§ DIRECTIVE
Please output the records below in full, exactly as given, but without the images.

§ MATERIAL SHOWN
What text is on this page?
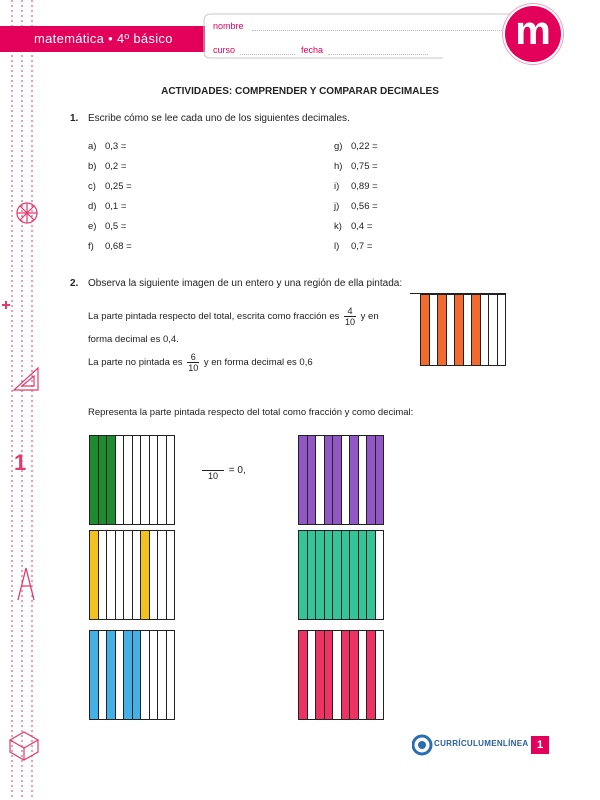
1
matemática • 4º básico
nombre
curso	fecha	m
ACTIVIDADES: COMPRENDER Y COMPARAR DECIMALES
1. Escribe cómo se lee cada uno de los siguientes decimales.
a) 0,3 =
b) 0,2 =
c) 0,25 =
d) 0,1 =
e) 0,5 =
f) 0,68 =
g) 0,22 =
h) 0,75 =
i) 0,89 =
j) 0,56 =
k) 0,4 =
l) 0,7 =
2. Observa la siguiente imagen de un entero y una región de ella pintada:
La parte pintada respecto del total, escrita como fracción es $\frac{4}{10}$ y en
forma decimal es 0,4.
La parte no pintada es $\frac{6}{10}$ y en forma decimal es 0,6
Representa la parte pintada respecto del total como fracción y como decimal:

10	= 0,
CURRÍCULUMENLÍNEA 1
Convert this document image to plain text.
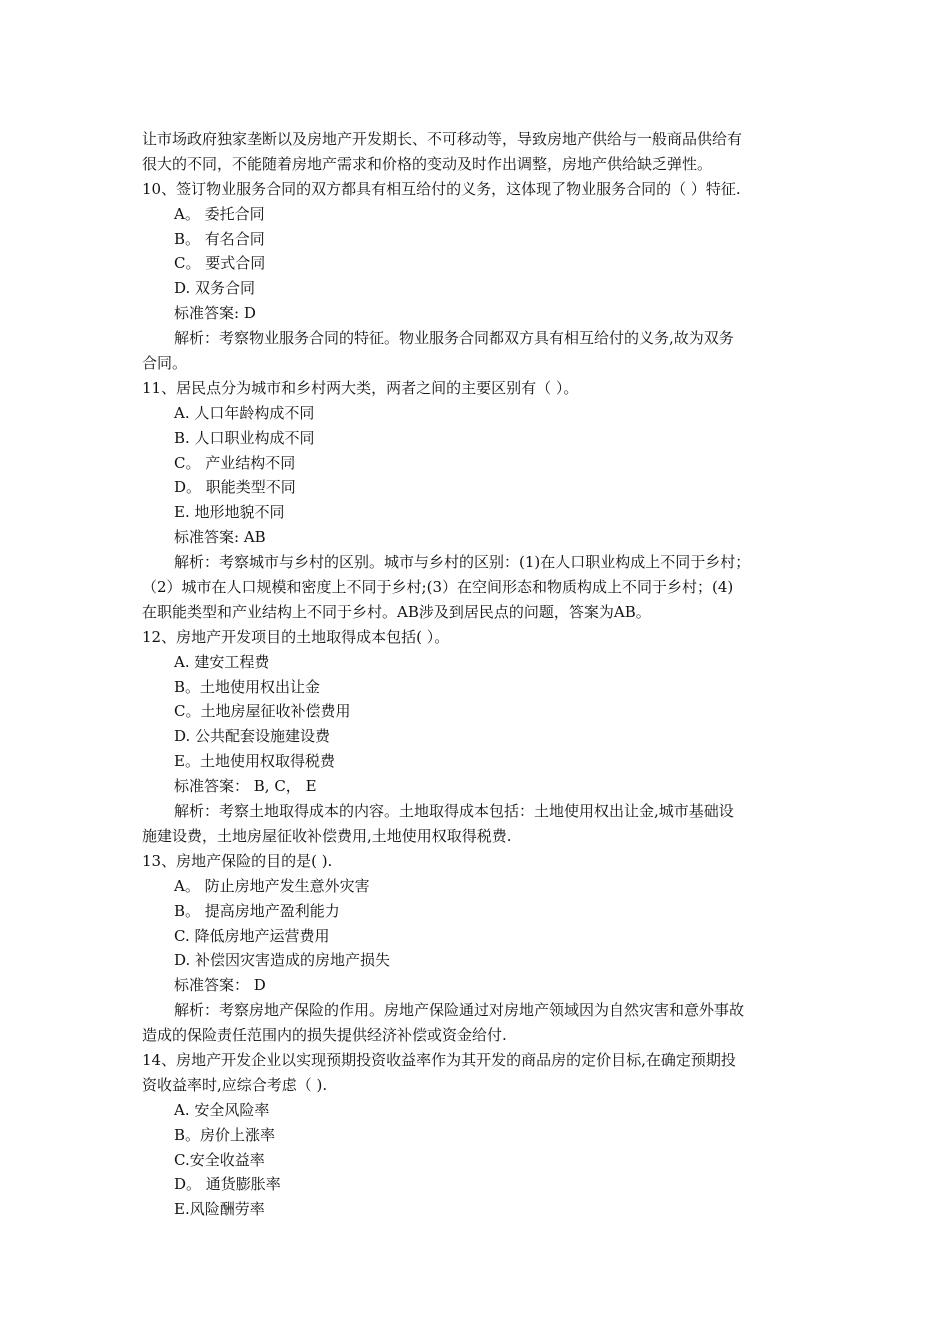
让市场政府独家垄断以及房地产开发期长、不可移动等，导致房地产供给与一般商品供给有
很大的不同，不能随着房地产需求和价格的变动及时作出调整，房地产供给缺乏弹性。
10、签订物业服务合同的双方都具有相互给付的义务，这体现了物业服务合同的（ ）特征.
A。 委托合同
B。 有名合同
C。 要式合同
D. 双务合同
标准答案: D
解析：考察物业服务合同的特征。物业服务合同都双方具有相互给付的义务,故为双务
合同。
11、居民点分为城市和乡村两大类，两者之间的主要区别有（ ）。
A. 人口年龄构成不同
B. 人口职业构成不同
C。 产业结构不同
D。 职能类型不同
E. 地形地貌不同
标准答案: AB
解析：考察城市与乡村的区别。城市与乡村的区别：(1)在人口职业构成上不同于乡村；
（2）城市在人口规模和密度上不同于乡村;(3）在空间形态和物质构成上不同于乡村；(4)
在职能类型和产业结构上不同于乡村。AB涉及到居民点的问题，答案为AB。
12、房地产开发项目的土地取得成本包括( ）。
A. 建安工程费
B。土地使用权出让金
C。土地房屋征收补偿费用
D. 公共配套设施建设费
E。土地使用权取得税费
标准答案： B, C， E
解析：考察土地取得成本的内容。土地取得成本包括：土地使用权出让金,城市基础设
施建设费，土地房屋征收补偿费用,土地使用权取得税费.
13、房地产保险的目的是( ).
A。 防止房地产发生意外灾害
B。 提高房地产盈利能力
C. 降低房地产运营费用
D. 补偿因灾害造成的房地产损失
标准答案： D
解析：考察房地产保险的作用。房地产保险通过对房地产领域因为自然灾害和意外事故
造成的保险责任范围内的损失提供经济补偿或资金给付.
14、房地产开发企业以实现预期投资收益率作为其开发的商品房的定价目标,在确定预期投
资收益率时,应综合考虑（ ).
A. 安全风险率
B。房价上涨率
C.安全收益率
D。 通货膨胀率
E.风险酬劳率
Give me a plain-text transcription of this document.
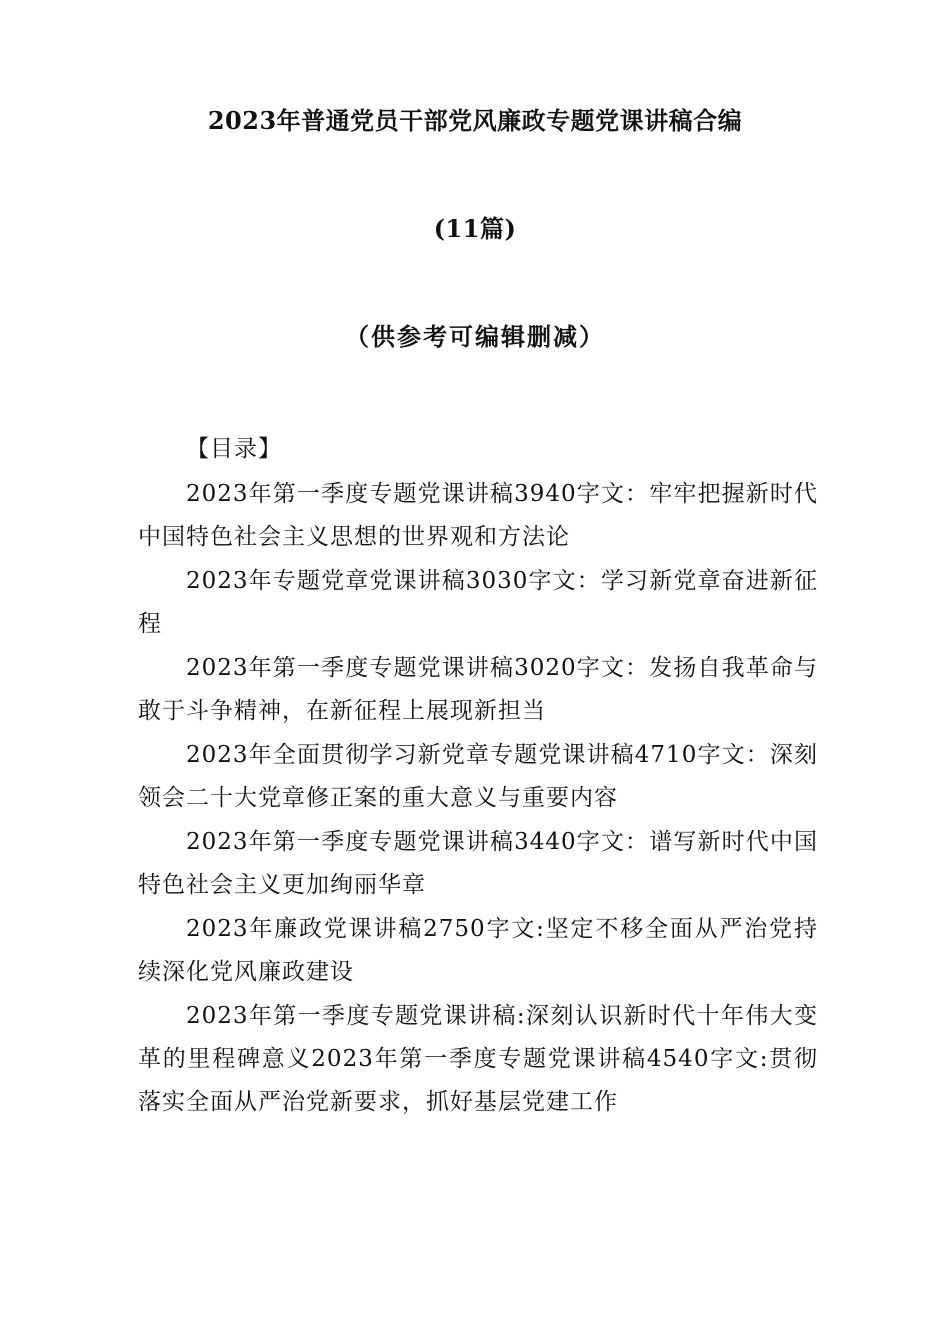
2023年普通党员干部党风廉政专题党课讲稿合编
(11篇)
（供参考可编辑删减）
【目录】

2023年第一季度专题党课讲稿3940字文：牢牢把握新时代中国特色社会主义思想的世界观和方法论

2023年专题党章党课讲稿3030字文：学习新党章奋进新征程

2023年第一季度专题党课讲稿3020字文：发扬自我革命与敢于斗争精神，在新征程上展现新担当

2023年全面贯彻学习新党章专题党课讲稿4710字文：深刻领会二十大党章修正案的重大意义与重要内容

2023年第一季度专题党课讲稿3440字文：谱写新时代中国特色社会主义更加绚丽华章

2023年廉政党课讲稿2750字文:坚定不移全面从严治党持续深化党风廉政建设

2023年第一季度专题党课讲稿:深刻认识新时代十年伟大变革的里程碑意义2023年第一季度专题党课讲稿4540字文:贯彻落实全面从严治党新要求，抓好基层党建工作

§ SOLUTION
What text is on this page?
1
matemática • 4º básico
nombre
curso	fecha	m
ACTIVIDADES: COMPRENDER Y COMPARAR DECIMALES
1. Escribe cómo se lee cada uno de los siguientes decimales.
a) 0,3 =
b) 0,2 =
c) 0,25 =
d) 0,1 =
e) 0,5 =
f) 0,68 =
g) 0,22 =
h) 0,75 =
i) 0,89 =
j) 0,56 =
k) 0,4 =
l) 0,7 =
2. Observa la siguiente imagen de un entero y una región de ella pintada:
La parte pintada respecto del total, escrita como fracción es $\frac{4}{10}$ y en
forma decimal es 0,4.
La parte no pintada es $\frac{6}{10}$ y en forma decimal es 0,6
Representa la parte pintada respecto del total como fracción y como decimal:

10	= 0,
CURRÍCULUMENLÍNEA 1
Convert this document image to plain text.
让市场政府独家垄断以及房地产开发期长、不可移动等，导致房地产供给与一般商品供给有
很大的不同，不能随着房地产需求和价格的变动及时作出调整，房地产供给缺乏弹性。
10、签订物业服务合同的双方都具有相互给付的义务，这体现了物业服务合同的（ ）特征.
A。 委托合同
B。 有名合同
C。 要式合同
D. 双务合同
标准答案: D
解析：考察物业服务合同的特征。物业服务合同都双方具有相互给付的义务,故为双务
合同。
11、居民点分为城市和乡村两大类，两者之间的主要区别有（ ）。
A. 人口年龄构成不同
B. 人口职业构成不同
C。 产业结构不同
D。 职能类型不同
E. 地形地貌不同
标准答案: AB
解析：考察城市与乡村的区别。城市与乡村的区别：(1)在人口职业构成上不同于乡村；
（2）城市在人口规模和密度上不同于乡村;(3）在空间形态和物质构成上不同于乡村；(4)
在职能类型和产业结构上不同于乡村。AB涉及到居民点的问题，答案为AB。
12、房地产开发项目的土地取得成本包括( ）。
A. 建安工程费
B。土地使用权出让金
C。土地房屋征收补偿费用
D. 公共配套设施建设费
E。土地使用权取得税费
标准答案： B, C， E
解析：考察土地取得成本的内容。土地取得成本包括：土地使用权出让金,城市基础设
施建设费，土地房屋征收补偿费用,土地使用权取得税费.
13、房地产保险的目的是( ).
A。 防止房地产发生意外灾害
B。 提高房地产盈利能力
C. 降低房地产运营费用
D. 补偿因灾害造成的房地产损失
标准答案： D
解析：考察房地产保险的作用。房地产保险通过对房地产领域因为自然灾害和意外事故
造成的保险责任范围内的损失提供经济补偿或资金给付.
14、房地产开发企业以实现预期投资收益率作为其开发的商品房的定价目标,在确定预期投
资收益率时,应综合考虑（ ).
A. 安全风险率
B。房价上涨率
C.安全收益率
D。 通货膨胀率
E.风险酬劳率
Give me a plain-text transcription of this document.
2023年普通党员干部党风廉政专题党课讲稿合编
(11篇)
（供参考可编辑删减）
【目录】

2023年第一季度专题党课讲稿3940字文：牢牢把握新时代中国特色社会主义思想的世界观和方法论

2023年专题党章党课讲稿3030字文：学习新党章奋进新征程

2023年第一季度专题党课讲稿3020字文：发扬自我革命与敢于斗争精神，在新征程上展现新担当

2023年全面贯彻学习新党章专题党课讲稿4710字文：深刻领会二十大党章修正案的重大意义与重要内容

2023年第一季度专题党课讲稿3440字文：谱写新时代中国特色社会主义更加绚丽华章

2023年廉政党课讲稿2750字文:坚定不移全面从严治党持续深化党风廉政建设

2023年第一季度专题党课讲稿:深刻认识新时代十年伟大变革的里程碑意义2023年第一季度专题党课讲稿4540字文:贯彻落实全面从严治党新要求，抓好基层党建工作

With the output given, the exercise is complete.